# INSTRUCTIONS FOR THE TASK
Copy each line of the entries that contains the word "bord".
——
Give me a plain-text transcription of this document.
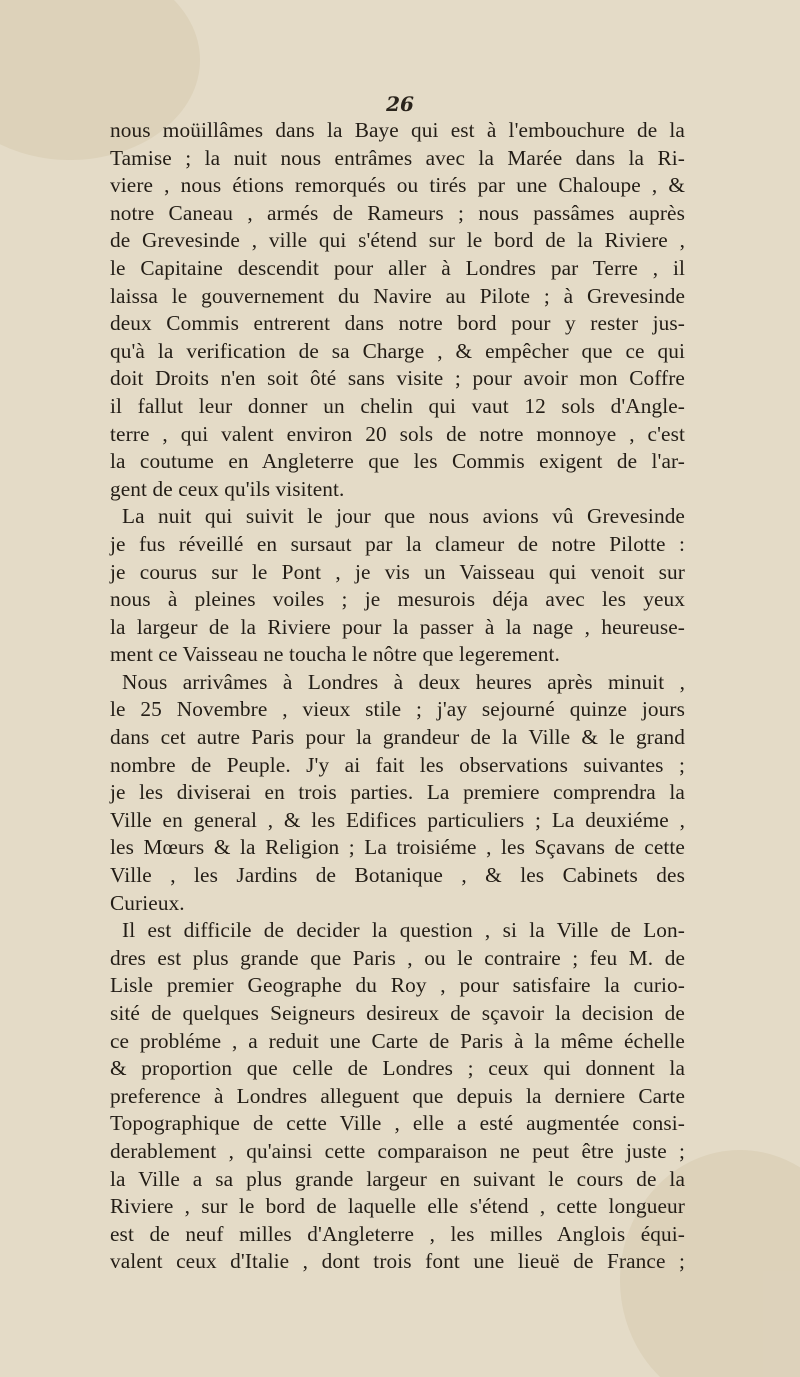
26
nous moüillâmes dans la Baye qui est à l'embouchure de la
Tamise ; la nuit nous entrâmes avec la Marée dans la Ri-
viere , nous étions remorqués ou tirés par une Chaloupe , &
notre Caneau , armés de Rameurs ; nous passâmes auprès
de Grevesinde , ville qui s'étend sur le bord de la Riviere ,
le Capitaine descendit pour aller à Londres par Terre , il
laissa le gouvernement du Navire au Pilote ; à Grevesinde
deux Commis entrerent dans notre bord pour y rester jus-
qu'à la verification de sa Charge , & empêcher que ce qui
doit Droits n'en soit ôté sans visite ; pour avoir mon Coffre
il fallut leur donner un chelin qui vaut 12 sols d'Angle-
terre , qui valent environ 20 sols de notre monnoye , c'est
la coutume en Angleterre que les Commis exigent de l'ar-
gent de ceux qu'ils visitent.
La nuit qui suivit le jour que nous avions vû Grevesinde
je fus réveillé en sursaut par la clameur de notre Pilotte :
je courus sur le Pont , je vis un Vaisseau qui venoit sur
nous à pleines voiles ; je mesurois déja avec les yeux
la largeur de la Riviere pour la passer à la nage , heureuse-
ment ce Vaisseau ne toucha le nôtre que legerement.
Nous arrivâmes à Londres à deux heures après minuit ,
le 25 Novembre , vieux stile ; j'ay sejourné quinze jours
dans cet autre Paris pour la grandeur de la Ville & le grand
nombre de Peuple. J'y ai fait les observations suivantes ;
je les diviserai en trois parties. La premiere comprendra la
Ville en general , & les Edifices particuliers ; La deuxiéme ,
les Mœurs & la Religion ; La troisiéme , les Sçavans de cette
Ville , les Jardins de Botanique , & les Cabinets des
Curieux.
Il est difficile de decider la question , si la Ville de Lon-
dres est plus grande que Paris , ou le contraire ; feu M. de
Lisle premier Geographe du Roy , pour satisfaire la curio-
sité de quelques Seigneurs desireux de sçavoir la decision de
ce probléme , a reduit une Carte de Paris à la même échelle
& proportion que celle de Londres ; ceux qui donnent la
preference à Londres alleguent que depuis la derniere Carte
Topographique de cette Ville , elle a esté augmentée consi-
derablement , qu'ainsi cette comparaison ne peut être juste ;
la Ville a sa plus grande largeur en suivant le cours de la
Riviere , sur le bord de laquelle elle s'étend , cette longueur
est de neuf milles d'Angleterre , les milles Anglois équi-
valent ceux d'Italie , dont trois font une lieuë de France ;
——
# RESPONSE FOR THIS EXERCISE
de Grevesinde , ville qui s'étend sur le bord de la Riviere ,
deux Commis entrerent dans notre bord pour y rester jus-
Riviere , sur le bord de laquelle elle s'étend , cette longueur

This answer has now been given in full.